ガス化による放射性物質の分離・制御技術の開発とモデリング

研究課題

研究課題/領域番号 17K17618
研究機関福島大学

研究代表者

小井土 賢二  福島大学, 共生システム理工学類, 特任准教授 (60611762)

研究期間 (年度) 2017-04-01 – 2020-03-31
キーワードガス化 / 放射性セシウム / 残存率 / 熱力学平衡計算 / モデリング
研究実績の概要

放射性物質(特に放射性セシウム)を含む木質バイオマスのガス化実験を実施して、発生したガス分析を行ったほか、ゲルマニウム半導体検出器を用いてガス化残渣の放射能測定を行った。ガス化剤は窒素、空気の二種類とし、温度は700℃から1000℃まで、S/C比は0.5から4までの条件で実施した。木質バイオマス中の放射性セシウムがガス化後にどれだけ残渣に残存したかを示す、残存率によって評価を行った結果、ガス化剤が窒素の場合、900℃以下の反応温度では残存率が高く放射性セシウムの気化が少ない事がわかった。ガス化剤が空気の場合も同様に900℃以下の反応温度では残存率が高いが、1000℃になって急激に残存率が低下する事がわかった。また温度1000℃のとき、S/C比の増加とともに残存率が低下しており、両者は互いに負の相関関係にあることが明らかになった。

__指示__
• a. 抜粋のキーワード欄に並んでいる語をすべて挙げてください。
• b. データの行のうち、「criteria-item-no-personal-data: Het is」を含む行から始まり「143, 145, 160]」を含む行で終わる部分を、両端の行も含めてそのまま書き写してください。
この抜粋とデータの行は互いに関係がない。

[データの行]

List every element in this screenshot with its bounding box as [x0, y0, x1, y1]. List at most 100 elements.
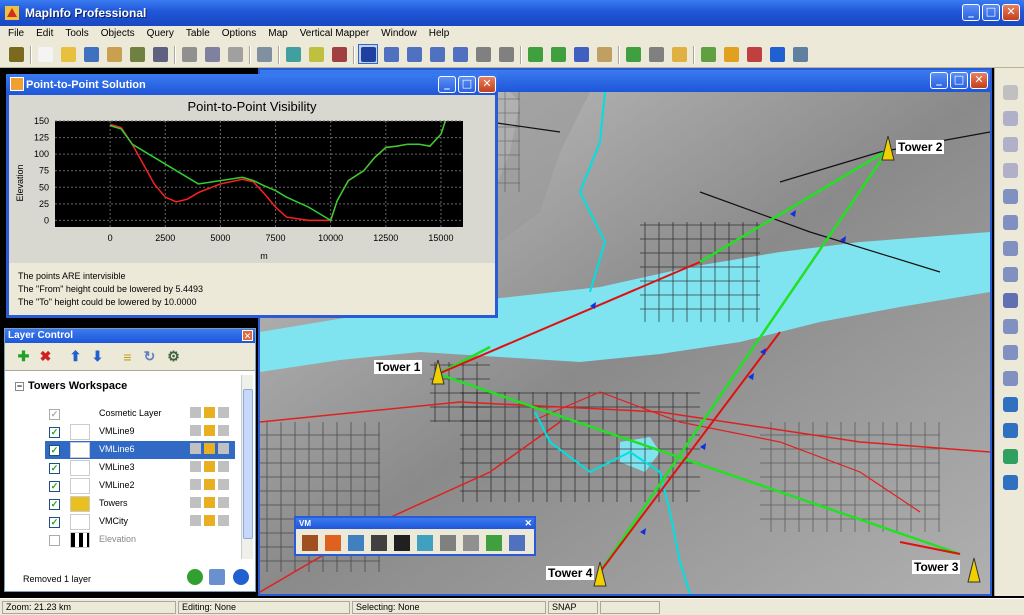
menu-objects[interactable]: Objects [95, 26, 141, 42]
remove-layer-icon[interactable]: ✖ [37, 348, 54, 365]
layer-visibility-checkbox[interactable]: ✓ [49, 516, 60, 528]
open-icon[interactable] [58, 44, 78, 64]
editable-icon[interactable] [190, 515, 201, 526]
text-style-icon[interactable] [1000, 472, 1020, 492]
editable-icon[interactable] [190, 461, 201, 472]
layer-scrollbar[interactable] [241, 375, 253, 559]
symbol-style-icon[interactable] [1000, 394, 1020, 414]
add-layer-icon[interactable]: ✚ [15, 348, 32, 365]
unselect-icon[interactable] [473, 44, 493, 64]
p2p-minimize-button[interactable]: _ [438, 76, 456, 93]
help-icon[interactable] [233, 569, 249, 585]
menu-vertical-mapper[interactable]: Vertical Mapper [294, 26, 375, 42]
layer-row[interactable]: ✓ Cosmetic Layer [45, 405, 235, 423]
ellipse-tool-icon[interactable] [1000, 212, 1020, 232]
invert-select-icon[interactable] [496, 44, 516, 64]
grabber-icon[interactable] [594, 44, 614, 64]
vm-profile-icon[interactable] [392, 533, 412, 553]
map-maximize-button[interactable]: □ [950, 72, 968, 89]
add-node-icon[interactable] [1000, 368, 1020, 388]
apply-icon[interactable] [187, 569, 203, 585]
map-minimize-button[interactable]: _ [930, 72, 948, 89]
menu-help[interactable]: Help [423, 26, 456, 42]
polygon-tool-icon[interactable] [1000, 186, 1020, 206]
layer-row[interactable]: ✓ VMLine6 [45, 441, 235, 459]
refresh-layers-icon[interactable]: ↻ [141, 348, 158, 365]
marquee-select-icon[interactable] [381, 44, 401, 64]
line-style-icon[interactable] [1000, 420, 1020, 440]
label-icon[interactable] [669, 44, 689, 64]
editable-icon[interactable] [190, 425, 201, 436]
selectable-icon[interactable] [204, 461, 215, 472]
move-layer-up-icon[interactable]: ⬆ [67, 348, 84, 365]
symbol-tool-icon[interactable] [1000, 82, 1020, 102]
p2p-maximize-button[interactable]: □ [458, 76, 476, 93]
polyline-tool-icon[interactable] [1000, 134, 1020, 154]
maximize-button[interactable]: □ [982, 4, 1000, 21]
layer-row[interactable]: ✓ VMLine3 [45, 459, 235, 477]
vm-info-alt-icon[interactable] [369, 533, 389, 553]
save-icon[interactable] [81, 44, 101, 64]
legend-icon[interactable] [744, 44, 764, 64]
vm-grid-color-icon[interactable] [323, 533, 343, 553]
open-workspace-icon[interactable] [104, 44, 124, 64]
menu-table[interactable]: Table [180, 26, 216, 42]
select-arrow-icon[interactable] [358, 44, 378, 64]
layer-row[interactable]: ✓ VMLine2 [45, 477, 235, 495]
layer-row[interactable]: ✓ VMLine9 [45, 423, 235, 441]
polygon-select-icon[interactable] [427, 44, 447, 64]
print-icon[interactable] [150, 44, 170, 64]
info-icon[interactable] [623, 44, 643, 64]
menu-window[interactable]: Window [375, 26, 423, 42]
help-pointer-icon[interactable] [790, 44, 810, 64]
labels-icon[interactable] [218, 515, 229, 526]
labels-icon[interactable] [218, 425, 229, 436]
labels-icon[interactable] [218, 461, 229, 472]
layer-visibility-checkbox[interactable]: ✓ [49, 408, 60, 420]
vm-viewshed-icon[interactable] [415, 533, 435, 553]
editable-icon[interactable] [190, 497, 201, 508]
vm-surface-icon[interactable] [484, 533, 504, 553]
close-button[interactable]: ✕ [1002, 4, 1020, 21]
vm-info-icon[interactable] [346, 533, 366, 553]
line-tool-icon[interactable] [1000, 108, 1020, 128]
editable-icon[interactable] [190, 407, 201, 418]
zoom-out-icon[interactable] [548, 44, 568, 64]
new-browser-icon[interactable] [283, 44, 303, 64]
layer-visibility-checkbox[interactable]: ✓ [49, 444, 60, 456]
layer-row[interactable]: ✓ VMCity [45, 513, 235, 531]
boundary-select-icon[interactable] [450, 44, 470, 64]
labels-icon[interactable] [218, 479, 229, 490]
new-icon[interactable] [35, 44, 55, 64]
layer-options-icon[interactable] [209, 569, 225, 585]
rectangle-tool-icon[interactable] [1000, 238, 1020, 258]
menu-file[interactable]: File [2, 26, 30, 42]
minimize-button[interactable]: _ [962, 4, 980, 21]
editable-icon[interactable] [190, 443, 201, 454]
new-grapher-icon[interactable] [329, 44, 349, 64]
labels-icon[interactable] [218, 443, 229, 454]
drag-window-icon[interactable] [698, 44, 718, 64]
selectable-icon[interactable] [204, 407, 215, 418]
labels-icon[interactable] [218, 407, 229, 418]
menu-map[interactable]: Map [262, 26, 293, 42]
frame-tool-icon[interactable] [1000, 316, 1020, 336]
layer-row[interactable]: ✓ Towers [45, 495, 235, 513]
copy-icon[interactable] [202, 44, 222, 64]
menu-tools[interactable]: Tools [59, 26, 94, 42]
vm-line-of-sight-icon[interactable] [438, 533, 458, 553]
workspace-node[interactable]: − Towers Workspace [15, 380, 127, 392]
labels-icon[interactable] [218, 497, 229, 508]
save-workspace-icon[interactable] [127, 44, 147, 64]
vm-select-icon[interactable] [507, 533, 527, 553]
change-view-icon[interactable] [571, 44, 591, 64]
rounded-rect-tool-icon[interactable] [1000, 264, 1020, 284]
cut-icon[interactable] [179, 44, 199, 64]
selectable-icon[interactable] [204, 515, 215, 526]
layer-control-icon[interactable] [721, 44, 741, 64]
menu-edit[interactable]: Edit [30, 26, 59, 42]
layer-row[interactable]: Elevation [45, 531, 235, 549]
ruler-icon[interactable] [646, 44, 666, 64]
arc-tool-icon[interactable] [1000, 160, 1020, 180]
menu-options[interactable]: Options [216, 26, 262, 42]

* * *

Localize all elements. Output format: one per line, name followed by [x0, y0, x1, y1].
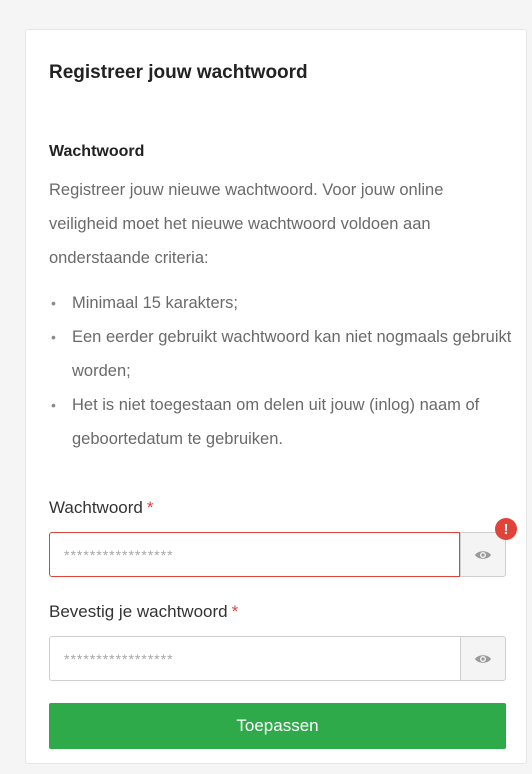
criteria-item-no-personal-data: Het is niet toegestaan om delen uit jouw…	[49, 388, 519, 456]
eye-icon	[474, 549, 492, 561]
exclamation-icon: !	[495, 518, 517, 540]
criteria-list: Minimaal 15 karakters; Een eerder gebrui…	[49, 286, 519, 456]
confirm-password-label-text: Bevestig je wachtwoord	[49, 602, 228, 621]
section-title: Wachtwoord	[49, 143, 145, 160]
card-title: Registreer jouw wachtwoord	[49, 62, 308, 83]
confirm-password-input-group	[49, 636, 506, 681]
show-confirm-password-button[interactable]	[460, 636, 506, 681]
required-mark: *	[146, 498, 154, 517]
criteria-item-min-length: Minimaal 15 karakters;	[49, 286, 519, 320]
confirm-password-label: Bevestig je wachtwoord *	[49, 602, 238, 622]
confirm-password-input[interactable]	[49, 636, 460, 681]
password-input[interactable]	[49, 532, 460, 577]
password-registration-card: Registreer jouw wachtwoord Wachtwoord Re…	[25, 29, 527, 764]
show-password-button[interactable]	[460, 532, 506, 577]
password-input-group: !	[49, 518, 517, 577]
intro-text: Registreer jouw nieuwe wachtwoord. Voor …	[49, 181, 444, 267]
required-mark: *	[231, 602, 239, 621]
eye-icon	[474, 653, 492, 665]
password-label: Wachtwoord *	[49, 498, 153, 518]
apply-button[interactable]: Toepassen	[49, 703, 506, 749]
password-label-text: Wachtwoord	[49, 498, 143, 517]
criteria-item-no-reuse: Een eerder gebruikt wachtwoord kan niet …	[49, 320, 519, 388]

__解答__
• a. ガス化、放射性セシウム、残存率、熱力学平衡計算、モデリング

• b.
criteria-item-no-personal-data: Het is niet toegestaan om delen uit jouw…	[49, 388, 519, 456]
eye-icon	[474, 549, 492, 561]
exclamation-icon: !	[495, 518, 517, 540]
criteria-list: Minimaal 15 karakters; Een eerder gebrui…	[49, 286, 519, 456]
confirm-password-label-text: Bevestig je wachtwoord	[49, 602, 228, 621]
section-title: Wachtwoord	[49, 143, 145, 160]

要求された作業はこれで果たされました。